> [PROBLEM STATEMENT]: What follows is a set of records; restate each one word for word and drop the pictures.

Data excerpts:

- - -

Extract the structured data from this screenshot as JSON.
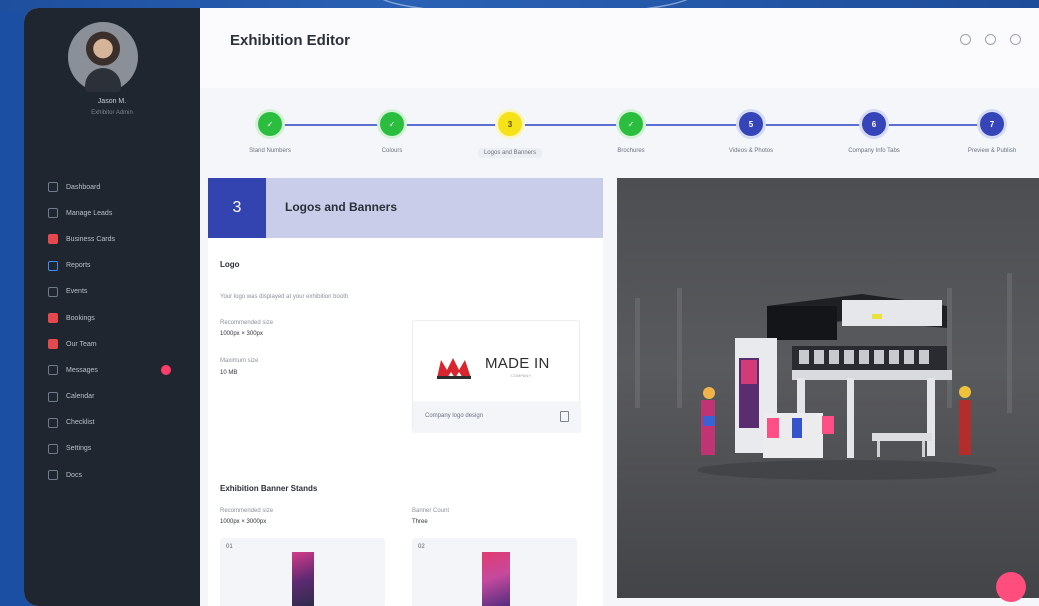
{
  "header": {
    "title": "Exhibition Editor",
    "icons": [
      "wrench-icon",
      "gear-icon",
      "bell-icon"
    ]
  },
  "sidebar": {
    "user_name": "Jason M.",
    "user_role": "Exhibitor Admin",
    "items": [
      {
        "label": "Dashboard",
        "icon": "grid-icon"
      },
      {
        "label": "Manage Leads",
        "icon": "users-icon"
      },
      {
        "label": "Business Cards",
        "icon": "card-icon"
      },
      {
        "label": "Reports",
        "icon": "chart-icon"
      },
      {
        "label": "Events",
        "icon": "calendar-icon"
      },
      {
        "label": "Bookings",
        "icon": "ticket-icon"
      },
      {
        "label": "Our Team",
        "icon": "team-icon"
      },
      {
        "label": "Messages",
        "icon": "chat-icon",
        "badge": true
      },
      {
        "label": "Calendar",
        "icon": "calendar-icon"
      },
      {
        "label": "Checklist",
        "icon": "check-icon"
      },
      {
        "label": "Settings",
        "icon": "gear-icon"
      },
      {
        "label": "Docs",
        "icon": "doc-icon"
      }
    ]
  },
  "stepper": {
    "steps": [
      {
        "label": "Stand Numbers",
        "status": "done"
      },
      {
        "label": "Colours",
        "status": "done"
      },
      {
        "label": "Logos and Banners",
        "status": "current",
        "number": "3"
      },
      {
        "label": "Brochures",
        "status": "done"
      },
      {
        "label": "Videos & Photos",
        "status": "pending",
        "number": "5"
      },
      {
        "label": "Company Info Tabs",
        "status": "pending",
        "number": "6"
      },
      {
        "label": "Preview & Publish",
        "status": "pending",
        "number": "7"
      }
    ]
  },
  "panel": {
    "number": "3",
    "title": "Logos and Banners",
    "logo": {
      "title": "Logo",
      "description": "Your logo was displayed at your exhibition booth",
      "dims_label": "Recommended size",
      "dims_value": "1000px × 300px",
      "file_label": "Maximum size",
      "file_value": "10 MB",
      "brand_text": "MADE IN",
      "brand_sub": "COMPANY",
      "file_name": "Company logo design"
    },
    "banners": {
      "title": "Exhibition Banner Stands",
      "dims_label": "Recommended size",
      "dims_value": "1000px × 3000px",
      "count_label": "Banner Count",
      "count_value": "Three",
      "items": [
        "01",
        "02"
      ]
    }
  },
  "colors": {
    "sidebar": "#1f262f",
    "accent": "#3344b0",
    "done": "#2bbd3e",
    "current": "#f5e218",
    "badge": "#ff3d6a"
  }
}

- - -

> [ANSWER TO THE PROBLEM]:
Extract the structured data from this screenshot as JSON.
{
  "header": {
    "title": "Exhibition Editor",
    "icons": [
      "wrench-icon",
      "gear-icon",
      "bell-icon"
    ]
  },
  "sidebar": {
    "user_name": "Jason M.",
    "user_role": "Exhibitor Admin",
    "items": [
      {
        "label": "Dashboard",
        "icon": "grid-icon"
      },
      {
        "label": "Manage Leads",
        "icon": "users-icon"
      },
      {
        "label": "Business Cards",
        "icon": "card-icon"
      },
      {
        "label": "Reports",
        "icon": "chart-icon"
      },
      {
        "label": "Events",
        "icon": "calendar-icon"
      },
      {
        "label": "Bookings",
        "icon": "ticket-icon"
      },
      {
        "label": "Our Team",
        "icon": "team-icon"
      },
      {
        "label": "Messages",
        "icon": "chat-icon",
        "badge": true
      },
      {
        "label": "Calendar",
        "icon": "calendar-icon"
      },
      {
        "label": "Checklist",
        "icon": "check-icon"
      },
      {
        "label": "Settings",
        "icon": "gear-icon"
      },
      {
        "label": "Docs",
        "icon": "doc-icon"
      }
    ]
  },
  "stepper": {
    "steps": [
      {
        "label": "Stand Numbers",
        "status": "done"
      },
      {
        "label": "Colours",
        "status": "done"
      },
      {
        "label": "Logos and Banners",
        "status": "current",
        "number": "3"
      },
      {
        "label": "Brochures",
        "status": "done"
      },
      {
        "label": "Videos & Photos",
        "status": "pending",
        "number": "5"
      },
      {
        "label": "Company Info Tabs",
        "status": "pending",
        "number": "6"
      },
      {
        "label": "Preview & Publish",
        "status": "pending",
        "number": "7"
      }
    ]
  },
  "panel": {
    "number": "3",
    "title": "Logos and Banners",
    "logo": {
      "title": "Logo",
      "description": "Your logo was displayed at your exhibition booth",
      "dims_label": "Recommended size",
      "dims_value": "1000px × 300px",
      "file_label": "Maximum size",
      "file_value": "10 MB",
      "brand_text": "MADE IN",
      "brand_sub": "COMPANY",
      "file_name": "Company logo design"
    },
    "banners": {
      "title": "Exhibition Banner Stands",
      "dims_label": "Recommended size",
      "dims_value": "1000px × 3000px",
      "count_label": "Banner Count",
      "count_value": "Three",
      "items": [
        "01",
        "02"
      ]
    }
  },
  "colors": {
    "sidebar": "#1f262f",
    "accent": "#3344b0",
    "done": "#2bbd3e",
    "current": "#f5e218",
    "badge": "#ff3d6a"
  }
}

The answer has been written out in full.